Given exercise> Find every line in the records that contains the string "author" with matching case, and copy each of those lines.

Data to process>
★ ★ ★ ★ ★ ★ ★
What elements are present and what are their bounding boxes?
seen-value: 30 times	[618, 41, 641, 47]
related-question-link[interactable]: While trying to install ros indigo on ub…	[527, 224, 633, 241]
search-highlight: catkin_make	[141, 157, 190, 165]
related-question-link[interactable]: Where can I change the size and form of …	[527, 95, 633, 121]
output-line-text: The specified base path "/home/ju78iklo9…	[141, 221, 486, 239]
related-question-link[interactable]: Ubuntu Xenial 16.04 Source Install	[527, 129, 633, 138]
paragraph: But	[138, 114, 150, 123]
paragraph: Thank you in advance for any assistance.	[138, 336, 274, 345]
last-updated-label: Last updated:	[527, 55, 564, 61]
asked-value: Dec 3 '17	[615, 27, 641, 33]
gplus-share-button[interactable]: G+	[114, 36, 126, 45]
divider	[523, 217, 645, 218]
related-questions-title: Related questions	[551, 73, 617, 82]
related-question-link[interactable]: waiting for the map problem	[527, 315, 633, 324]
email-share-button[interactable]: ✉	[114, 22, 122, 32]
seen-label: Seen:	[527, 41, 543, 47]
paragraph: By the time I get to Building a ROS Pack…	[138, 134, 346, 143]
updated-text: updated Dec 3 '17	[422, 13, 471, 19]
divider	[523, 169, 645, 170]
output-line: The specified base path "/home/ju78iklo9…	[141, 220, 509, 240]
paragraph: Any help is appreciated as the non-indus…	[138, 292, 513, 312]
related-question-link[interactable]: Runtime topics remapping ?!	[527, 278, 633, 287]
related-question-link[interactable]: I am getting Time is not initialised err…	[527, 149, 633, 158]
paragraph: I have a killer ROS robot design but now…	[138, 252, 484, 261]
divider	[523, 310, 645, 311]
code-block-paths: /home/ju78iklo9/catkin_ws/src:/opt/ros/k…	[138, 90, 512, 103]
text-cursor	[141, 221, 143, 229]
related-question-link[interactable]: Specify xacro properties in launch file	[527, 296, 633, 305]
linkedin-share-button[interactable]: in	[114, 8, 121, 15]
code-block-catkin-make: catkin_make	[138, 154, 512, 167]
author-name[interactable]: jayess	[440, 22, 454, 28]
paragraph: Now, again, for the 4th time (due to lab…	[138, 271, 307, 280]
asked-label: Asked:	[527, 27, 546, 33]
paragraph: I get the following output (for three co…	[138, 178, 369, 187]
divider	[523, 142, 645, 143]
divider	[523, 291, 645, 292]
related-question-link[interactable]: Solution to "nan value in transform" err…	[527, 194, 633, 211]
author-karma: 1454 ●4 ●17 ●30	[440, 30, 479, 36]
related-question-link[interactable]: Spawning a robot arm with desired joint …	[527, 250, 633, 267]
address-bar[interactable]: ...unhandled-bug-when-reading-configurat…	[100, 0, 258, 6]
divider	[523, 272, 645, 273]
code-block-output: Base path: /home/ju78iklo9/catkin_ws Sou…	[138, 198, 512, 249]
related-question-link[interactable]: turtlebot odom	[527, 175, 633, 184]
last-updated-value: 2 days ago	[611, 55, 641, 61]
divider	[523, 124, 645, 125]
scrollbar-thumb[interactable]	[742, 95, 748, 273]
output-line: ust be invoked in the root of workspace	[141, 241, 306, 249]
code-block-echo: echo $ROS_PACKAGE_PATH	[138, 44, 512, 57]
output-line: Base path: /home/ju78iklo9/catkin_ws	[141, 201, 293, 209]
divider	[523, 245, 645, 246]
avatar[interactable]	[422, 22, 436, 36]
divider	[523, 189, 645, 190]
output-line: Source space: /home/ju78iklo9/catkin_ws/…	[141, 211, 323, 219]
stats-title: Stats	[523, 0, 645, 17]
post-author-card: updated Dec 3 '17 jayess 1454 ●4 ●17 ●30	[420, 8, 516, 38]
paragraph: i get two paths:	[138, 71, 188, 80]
★ ★ ★ ★ ★ ★ ★
Exercise answer>
author-name[interactable]: jayess	[440, 22, 454, 28]
author-karma: 1454 ●4 ●17 ●30	[440, 30, 479, 36]
post-author-card: updated Dec 3 '17 jayess 1454 ●4 ●17 ●30	[420, 8, 516, 38]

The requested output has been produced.